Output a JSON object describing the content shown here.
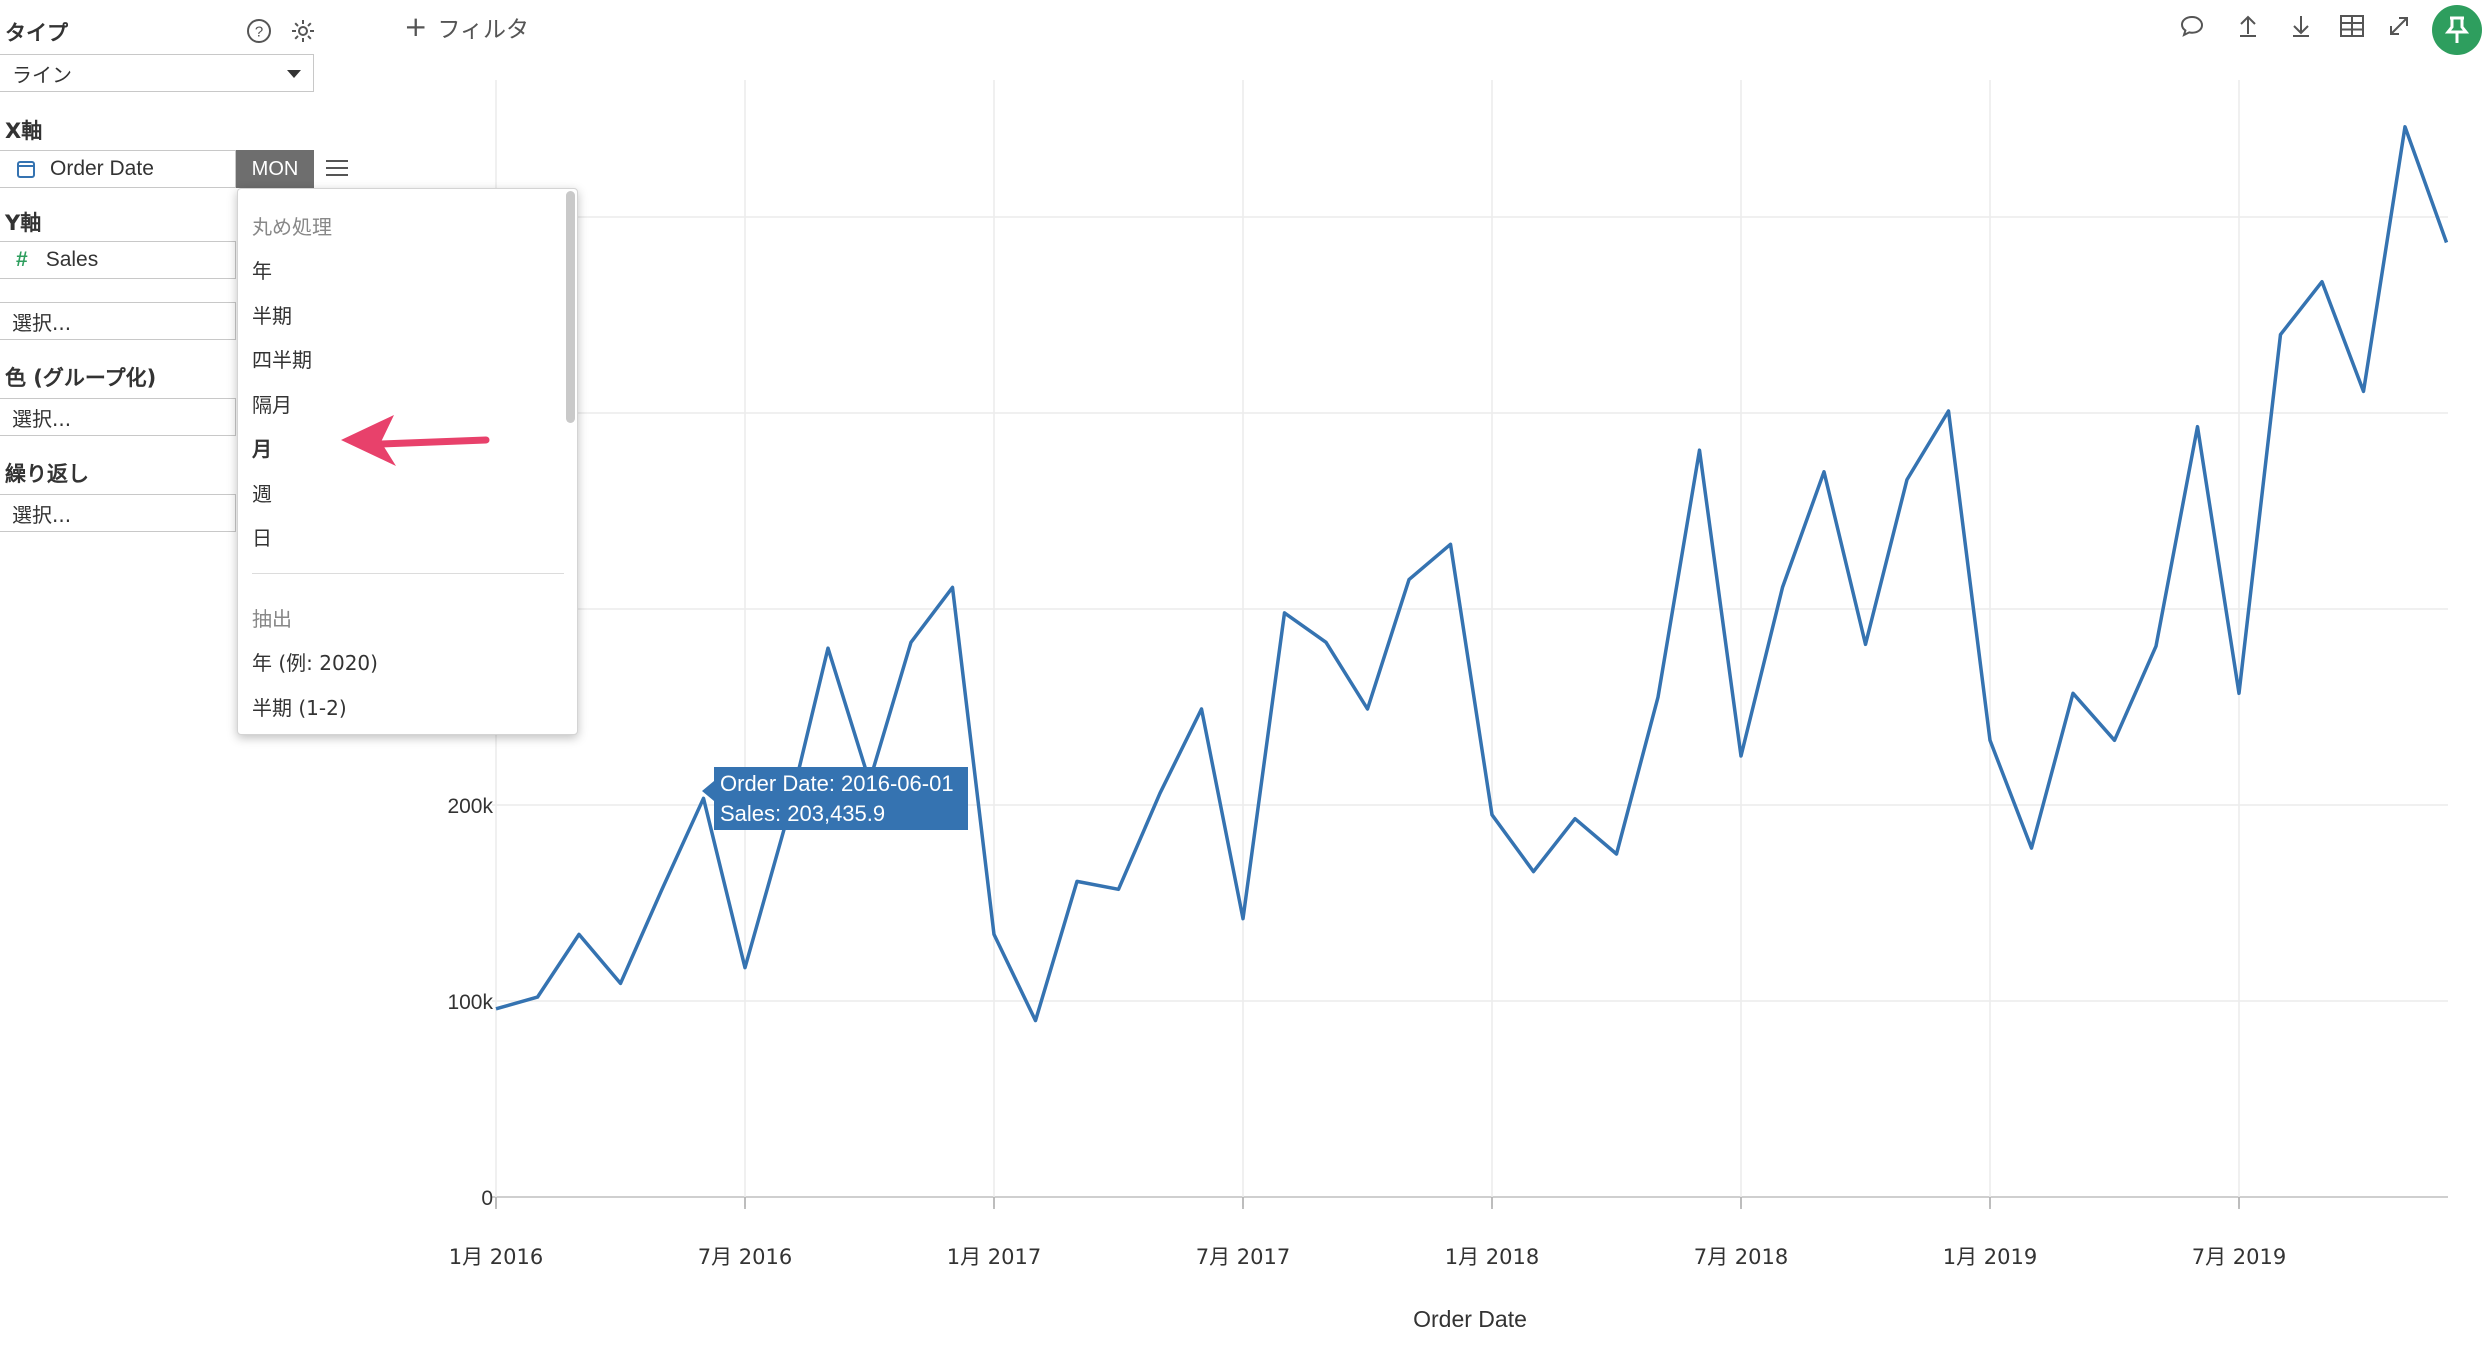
{
  "panel": {
    "type_label": "タイプ",
    "type_value": "ライン",
    "x_label": "X軸",
    "x_field": "Order Date",
    "x_mode": "MON",
    "y_label": "Y軸",
    "y_field": "Sales",
    "y_extra_placeholder": "選択...",
    "color_label": "色 (グループ化)",
    "color_placeholder": "選択...",
    "repeat_label": "繰り返し",
    "repeat_placeholder": "選択..."
  },
  "dropdown": {
    "round_heading": "丸め処理",
    "round_items": [
      "年",
      "半期",
      "四半期",
      "隔月",
      "月",
      "週",
      "日"
    ],
    "selected": "月",
    "extract_heading": "抽出",
    "extract_items": [
      "年 (例: 2020)",
      "半期 (1-2)"
    ]
  },
  "toolbar": {
    "filter_label": "フィルタ",
    "icons": [
      "comment-icon",
      "upload-icon",
      "download-icon",
      "table-icon",
      "expand-icon",
      "pin-icon"
    ]
  },
  "tooltip": {
    "line1": "Order Date: 2016-06-01",
    "line2": "Sales: 203,435.9"
  },
  "colors": {
    "line": "#3573b1",
    "accent": "#2e9e5e",
    "arrow": "#e8416b"
  },
  "chart_data": {
    "type": "line",
    "xlabel": "Order Date",
    "ylabel": "",
    "ylim": [
      0,
      550000
    ],
    "yticks": [
      0,
      100000,
      200000
    ],
    "ytick_labels": [
      "0",
      "100k",
      "200k"
    ],
    "xtick_labels": [
      "1月 2016",
      "7月 2016",
      "1月 2017",
      "7月 2017",
      "1月 2018",
      "7月 2018",
      "1月 2019",
      "7月 2019"
    ],
    "x_start": "2016-01",
    "series": [
      {
        "values": [
          96000,
          102000,
          134000,
          109000,
          157000,
          203436,
          117000,
          192000,
          280000,
          212000,
          283000,
          311000,
          134000,
          90000,
          161000,
          157000,
          206000,
          249000,
          142000,
          298000,
          283000,
          249000,
          315000,
          333000,
          195000,
          166000,
          193000,
          175000,
          255000,
          381000,
          225000,
          311000,
          370000,
          282000,
          366000,
          401000,
          233000,
          178000,
          257000,
          233000,
          281000,
          393000,
          257000,
          440000,
          467000,
          411000,
          546000,
          487000
        ]
      }
    ]
  }
}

[PROBLEM DESCRIPTION]
Extract all the entries word for word; omit any pictures.

[EXERCISE SOLUTION]
Output a JSON object describing the content shown here.
{
  "panel": {
    "type_label": "タイプ",
    "type_value": "ライン",
    "x_label": "X軸",
    "x_field": "Order Date",
    "x_mode": "MON",
    "y_label": "Y軸",
    "y_field": "Sales",
    "y_extra_placeholder": "選択...",
    "color_label": "色 (グループ化)",
    "color_placeholder": "選択...",
    "repeat_label": "繰り返し",
    "repeat_placeholder": "選択..."
  },
  "dropdown": {
    "round_heading": "丸め処理",
    "round_items": [
      "年",
      "半期",
      "四半期",
      "隔月",
      "月",
      "週",
      "日"
    ],
    "selected": "月",
    "extract_heading": "抽出",
    "extract_items": [
      "年 (例: 2020)",
      "半期 (1-2)"
    ]
  },
  "toolbar": {
    "filter_label": "フィルタ",
    "icons": [
      "comment-icon",
      "upload-icon",
      "download-icon",
      "table-icon",
      "expand-icon",
      "pin-icon"
    ]
  },
  "tooltip": {
    "line1": "Order Date: 2016-06-01",
    "line2": "Sales: 203,435.9"
  },
  "colors": {
    "line": "#3573b1",
    "accent": "#2e9e5e",
    "arrow": "#e8416b"
  },
  "chart_data": {
    "type": "line",
    "xlabel": "Order Date",
    "ylabel": "",
    "ylim": [
      0,
      550000
    ],
    "yticks": [
      0,
      100000,
      200000
    ],
    "ytick_labels": [
      "0",
      "100k",
      "200k"
    ],
    "xtick_labels": [
      "1月 2016",
      "7月 2016",
      "1月 2017",
      "7月 2017",
      "1月 2018",
      "7月 2018",
      "1月 2019",
      "7月 2019"
    ],
    "x_start": "2016-01",
    "series": [
      {
        "values": [
          96000,
          102000,
          134000,
          109000,
          157000,
          203436,
          117000,
          192000,
          280000,
          212000,
          283000,
          311000,
          134000,
          90000,
          161000,
          157000,
          206000,
          249000,
          142000,
          298000,
          283000,
          249000,
          315000,
          333000,
          195000,
          166000,
          193000,
          175000,
          255000,
          381000,
          225000,
          311000,
          370000,
          282000,
          366000,
          401000,
          233000,
          178000,
          257000,
          233000,
          281000,
          393000,
          257000,
          440000,
          467000,
          411000,
          546000,
          487000
        ]
      }
    ]
  }
}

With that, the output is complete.